**STATED TASK:**
Filter the listing and keep only the lines with the word "IEEE".

Saved data entries:
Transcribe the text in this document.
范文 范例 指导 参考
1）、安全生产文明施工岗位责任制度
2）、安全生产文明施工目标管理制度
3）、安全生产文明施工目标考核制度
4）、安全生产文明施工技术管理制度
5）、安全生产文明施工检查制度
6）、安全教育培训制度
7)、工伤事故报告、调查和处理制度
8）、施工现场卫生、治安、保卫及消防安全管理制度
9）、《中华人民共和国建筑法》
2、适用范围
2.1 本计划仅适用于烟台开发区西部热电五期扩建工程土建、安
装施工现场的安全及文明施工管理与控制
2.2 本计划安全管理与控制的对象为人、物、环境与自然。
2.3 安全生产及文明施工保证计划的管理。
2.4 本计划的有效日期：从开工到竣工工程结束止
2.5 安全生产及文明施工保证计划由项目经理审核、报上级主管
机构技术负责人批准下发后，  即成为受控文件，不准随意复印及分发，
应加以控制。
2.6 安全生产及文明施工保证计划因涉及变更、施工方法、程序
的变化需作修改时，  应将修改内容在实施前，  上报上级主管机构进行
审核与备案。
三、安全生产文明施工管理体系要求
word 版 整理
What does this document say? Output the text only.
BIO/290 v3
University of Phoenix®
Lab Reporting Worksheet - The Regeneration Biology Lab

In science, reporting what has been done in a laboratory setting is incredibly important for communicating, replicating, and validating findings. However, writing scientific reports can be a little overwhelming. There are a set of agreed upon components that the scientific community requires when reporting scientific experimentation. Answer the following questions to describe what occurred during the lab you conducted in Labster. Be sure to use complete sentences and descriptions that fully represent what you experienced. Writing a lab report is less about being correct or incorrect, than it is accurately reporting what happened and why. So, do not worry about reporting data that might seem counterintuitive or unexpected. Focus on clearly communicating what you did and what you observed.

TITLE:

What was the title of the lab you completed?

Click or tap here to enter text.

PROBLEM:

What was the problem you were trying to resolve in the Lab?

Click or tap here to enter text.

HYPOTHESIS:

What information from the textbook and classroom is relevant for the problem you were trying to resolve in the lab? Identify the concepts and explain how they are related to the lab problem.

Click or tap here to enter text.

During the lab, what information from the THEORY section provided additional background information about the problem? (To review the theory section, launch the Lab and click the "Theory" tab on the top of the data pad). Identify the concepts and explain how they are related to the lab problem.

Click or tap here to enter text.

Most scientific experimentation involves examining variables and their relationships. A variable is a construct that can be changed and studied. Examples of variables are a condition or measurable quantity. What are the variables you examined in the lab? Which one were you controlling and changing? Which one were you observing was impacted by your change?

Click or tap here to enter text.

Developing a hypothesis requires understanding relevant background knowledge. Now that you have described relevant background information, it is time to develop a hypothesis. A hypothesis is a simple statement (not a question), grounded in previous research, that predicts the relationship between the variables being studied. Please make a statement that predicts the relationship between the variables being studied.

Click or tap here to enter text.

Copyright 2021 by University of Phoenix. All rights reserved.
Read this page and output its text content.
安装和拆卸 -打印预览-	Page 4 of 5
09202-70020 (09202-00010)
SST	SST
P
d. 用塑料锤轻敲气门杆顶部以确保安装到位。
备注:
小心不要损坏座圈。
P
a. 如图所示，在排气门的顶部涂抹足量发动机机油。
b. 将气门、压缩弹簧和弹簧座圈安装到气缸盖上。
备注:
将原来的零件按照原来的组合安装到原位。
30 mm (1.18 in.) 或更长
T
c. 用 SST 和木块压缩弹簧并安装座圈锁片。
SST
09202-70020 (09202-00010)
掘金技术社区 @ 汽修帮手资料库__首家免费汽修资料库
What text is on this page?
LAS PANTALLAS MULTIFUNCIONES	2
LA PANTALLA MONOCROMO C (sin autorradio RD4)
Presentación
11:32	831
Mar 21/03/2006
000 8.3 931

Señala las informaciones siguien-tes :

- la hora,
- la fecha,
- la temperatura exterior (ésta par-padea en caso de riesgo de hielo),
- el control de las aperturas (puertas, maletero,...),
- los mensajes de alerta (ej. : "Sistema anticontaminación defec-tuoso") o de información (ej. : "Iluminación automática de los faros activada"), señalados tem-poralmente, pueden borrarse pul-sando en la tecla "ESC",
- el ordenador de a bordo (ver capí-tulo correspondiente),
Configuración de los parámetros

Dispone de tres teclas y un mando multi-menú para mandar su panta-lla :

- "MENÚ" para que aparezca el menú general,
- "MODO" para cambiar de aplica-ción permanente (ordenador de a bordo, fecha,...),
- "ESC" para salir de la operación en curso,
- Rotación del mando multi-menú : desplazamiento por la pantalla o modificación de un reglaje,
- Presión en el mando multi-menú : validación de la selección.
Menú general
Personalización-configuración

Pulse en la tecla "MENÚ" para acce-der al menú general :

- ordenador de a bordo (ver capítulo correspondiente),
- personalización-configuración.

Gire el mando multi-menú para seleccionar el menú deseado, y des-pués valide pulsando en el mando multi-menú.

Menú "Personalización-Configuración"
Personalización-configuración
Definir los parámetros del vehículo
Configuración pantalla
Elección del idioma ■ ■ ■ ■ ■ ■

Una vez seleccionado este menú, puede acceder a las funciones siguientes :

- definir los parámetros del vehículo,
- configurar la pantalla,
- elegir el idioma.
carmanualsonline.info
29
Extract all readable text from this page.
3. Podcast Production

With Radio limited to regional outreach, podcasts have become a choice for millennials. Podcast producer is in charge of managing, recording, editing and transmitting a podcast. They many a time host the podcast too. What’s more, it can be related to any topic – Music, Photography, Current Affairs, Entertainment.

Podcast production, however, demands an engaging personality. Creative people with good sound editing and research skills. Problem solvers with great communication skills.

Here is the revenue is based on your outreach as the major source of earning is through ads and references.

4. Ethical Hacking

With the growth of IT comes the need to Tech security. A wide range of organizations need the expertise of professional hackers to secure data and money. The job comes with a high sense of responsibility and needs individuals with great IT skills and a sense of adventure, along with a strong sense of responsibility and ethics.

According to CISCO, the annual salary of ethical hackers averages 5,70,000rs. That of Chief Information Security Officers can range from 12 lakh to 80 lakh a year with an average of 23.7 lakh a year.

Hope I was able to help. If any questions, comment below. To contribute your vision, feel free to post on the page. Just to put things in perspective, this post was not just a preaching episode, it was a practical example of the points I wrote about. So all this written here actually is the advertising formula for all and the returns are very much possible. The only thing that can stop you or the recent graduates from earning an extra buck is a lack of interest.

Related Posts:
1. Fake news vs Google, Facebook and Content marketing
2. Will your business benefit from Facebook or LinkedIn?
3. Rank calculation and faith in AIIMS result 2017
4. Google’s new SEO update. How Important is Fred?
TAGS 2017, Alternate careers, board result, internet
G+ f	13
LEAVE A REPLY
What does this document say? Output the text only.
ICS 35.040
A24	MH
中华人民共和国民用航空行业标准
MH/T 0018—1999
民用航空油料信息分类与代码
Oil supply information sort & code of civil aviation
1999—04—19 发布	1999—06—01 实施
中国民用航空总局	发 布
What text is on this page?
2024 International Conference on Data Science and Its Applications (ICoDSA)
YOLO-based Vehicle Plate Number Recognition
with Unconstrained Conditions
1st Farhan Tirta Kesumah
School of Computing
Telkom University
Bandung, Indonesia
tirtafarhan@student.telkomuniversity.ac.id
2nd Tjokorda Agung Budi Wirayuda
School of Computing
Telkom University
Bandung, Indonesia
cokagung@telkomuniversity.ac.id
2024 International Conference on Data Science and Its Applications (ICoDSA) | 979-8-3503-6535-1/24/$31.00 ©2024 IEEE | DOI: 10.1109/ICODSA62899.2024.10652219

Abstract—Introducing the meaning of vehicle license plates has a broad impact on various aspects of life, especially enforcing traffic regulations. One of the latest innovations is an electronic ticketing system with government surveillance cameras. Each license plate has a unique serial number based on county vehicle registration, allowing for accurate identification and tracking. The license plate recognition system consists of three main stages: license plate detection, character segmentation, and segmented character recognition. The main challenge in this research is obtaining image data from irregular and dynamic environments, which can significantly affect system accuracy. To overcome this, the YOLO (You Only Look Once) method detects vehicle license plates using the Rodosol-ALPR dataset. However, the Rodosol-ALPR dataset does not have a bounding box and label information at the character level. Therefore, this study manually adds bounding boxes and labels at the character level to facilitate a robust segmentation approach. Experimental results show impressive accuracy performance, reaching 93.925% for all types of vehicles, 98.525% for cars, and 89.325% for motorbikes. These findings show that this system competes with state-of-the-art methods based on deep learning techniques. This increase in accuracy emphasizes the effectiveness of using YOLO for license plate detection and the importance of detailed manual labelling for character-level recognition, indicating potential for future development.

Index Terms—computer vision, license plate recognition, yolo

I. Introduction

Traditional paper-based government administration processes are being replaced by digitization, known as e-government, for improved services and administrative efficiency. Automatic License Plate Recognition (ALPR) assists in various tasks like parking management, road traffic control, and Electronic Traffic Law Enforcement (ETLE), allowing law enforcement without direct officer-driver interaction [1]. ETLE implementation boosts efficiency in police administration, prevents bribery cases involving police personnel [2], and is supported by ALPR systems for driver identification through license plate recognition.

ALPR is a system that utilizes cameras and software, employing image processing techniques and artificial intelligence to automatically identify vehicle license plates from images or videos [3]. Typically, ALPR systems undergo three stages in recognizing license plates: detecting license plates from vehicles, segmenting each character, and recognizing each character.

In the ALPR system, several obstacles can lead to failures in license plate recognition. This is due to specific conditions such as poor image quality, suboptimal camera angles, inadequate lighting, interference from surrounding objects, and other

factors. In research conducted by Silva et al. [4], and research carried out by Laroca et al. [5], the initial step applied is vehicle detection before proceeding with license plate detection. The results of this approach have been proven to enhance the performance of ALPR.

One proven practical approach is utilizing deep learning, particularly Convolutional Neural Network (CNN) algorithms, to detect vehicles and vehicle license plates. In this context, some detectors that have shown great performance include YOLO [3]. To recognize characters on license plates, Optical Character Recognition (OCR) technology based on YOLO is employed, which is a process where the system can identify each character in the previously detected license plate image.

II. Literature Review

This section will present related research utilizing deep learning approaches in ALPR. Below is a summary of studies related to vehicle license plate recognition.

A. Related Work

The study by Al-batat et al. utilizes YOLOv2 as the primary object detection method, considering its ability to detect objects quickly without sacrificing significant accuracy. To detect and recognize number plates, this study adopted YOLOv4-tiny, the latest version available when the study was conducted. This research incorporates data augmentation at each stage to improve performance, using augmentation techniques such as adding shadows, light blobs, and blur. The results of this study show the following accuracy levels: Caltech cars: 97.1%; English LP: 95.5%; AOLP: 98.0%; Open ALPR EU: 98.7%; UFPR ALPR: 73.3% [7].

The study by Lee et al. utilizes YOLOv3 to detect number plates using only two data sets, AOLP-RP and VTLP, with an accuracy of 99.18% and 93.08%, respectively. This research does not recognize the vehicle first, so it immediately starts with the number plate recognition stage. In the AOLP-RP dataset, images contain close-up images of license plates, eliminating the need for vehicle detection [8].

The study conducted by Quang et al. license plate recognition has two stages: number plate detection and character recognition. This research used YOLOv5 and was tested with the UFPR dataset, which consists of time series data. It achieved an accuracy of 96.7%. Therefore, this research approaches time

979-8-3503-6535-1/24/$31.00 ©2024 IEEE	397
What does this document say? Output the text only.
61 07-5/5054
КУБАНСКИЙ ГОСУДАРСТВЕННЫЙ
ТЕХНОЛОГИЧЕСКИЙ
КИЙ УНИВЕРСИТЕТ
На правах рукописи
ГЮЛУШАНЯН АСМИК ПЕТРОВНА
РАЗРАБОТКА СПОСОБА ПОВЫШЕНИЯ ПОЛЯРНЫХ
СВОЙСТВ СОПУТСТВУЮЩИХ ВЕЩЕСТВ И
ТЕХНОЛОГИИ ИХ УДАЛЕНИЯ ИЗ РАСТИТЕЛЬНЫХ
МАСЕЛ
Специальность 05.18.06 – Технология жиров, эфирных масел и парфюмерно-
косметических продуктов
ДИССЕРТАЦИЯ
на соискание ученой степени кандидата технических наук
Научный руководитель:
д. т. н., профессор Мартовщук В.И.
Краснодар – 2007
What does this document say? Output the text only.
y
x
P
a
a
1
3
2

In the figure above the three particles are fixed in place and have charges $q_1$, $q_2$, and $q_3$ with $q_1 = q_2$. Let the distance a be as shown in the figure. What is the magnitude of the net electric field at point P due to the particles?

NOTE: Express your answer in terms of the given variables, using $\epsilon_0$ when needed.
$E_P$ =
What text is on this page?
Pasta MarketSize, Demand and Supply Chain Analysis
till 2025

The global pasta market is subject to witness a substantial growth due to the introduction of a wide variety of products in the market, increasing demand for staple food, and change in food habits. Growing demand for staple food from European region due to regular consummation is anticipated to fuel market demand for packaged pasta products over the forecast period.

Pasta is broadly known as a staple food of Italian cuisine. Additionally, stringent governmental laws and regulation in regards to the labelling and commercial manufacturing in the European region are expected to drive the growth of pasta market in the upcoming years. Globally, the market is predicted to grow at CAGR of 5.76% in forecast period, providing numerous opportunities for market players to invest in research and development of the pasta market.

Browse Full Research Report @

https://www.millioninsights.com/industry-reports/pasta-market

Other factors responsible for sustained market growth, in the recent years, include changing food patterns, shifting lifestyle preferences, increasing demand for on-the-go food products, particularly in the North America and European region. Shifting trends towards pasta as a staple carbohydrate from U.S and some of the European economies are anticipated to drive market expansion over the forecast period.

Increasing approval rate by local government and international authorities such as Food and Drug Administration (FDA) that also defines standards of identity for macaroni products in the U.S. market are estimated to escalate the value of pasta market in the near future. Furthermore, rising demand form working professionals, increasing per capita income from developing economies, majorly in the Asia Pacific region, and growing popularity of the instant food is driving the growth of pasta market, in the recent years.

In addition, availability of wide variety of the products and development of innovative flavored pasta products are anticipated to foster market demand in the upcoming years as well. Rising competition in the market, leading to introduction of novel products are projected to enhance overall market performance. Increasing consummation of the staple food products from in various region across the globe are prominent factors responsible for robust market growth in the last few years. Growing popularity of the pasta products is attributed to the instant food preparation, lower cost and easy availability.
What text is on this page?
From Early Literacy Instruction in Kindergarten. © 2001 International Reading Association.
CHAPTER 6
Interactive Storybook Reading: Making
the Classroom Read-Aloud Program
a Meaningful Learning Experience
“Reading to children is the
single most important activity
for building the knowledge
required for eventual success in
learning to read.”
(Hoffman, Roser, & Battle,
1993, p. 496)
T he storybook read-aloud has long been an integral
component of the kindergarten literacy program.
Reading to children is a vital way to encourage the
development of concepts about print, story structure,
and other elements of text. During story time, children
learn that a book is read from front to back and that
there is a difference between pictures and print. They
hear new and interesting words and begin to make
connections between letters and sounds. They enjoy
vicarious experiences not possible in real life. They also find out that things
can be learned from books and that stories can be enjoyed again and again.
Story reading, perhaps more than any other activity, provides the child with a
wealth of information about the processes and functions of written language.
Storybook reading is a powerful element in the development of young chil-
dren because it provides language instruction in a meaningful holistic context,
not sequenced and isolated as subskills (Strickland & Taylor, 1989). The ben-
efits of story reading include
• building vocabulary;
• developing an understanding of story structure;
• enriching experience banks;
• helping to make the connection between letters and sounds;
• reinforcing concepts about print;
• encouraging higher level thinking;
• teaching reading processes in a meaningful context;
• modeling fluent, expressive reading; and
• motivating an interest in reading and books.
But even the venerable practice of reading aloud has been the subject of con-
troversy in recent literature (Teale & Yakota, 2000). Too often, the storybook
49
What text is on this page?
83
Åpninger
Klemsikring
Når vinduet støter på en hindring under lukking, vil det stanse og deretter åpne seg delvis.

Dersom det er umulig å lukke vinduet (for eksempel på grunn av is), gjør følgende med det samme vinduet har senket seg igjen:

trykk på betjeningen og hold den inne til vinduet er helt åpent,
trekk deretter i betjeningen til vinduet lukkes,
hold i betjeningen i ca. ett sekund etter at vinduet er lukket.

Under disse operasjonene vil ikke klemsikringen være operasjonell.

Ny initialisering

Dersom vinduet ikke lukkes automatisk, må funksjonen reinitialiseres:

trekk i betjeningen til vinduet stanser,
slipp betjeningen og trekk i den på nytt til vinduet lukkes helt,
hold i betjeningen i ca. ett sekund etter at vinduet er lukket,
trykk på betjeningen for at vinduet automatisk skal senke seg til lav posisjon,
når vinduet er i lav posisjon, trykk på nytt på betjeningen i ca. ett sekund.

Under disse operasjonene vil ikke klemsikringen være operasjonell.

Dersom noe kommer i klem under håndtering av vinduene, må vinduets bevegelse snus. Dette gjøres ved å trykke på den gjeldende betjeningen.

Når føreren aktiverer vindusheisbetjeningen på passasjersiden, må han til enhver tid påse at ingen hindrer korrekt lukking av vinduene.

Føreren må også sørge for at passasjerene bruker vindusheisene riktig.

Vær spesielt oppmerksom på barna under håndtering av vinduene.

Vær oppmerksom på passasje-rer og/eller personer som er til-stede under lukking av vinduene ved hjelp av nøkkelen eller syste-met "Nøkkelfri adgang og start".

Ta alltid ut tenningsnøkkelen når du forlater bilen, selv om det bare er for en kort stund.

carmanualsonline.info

**THE SOLUTION:**
2024 International Conference on Data Science and Its Applications (ICoDSA) | 979-8-3503-6535-1/24/$31.00 ©2024 IEEE | DOI: 10.1109/ICODSA62899.2024.10652219
979-8-3503-6535-1/24/$31.00 ©2024 IEEE	397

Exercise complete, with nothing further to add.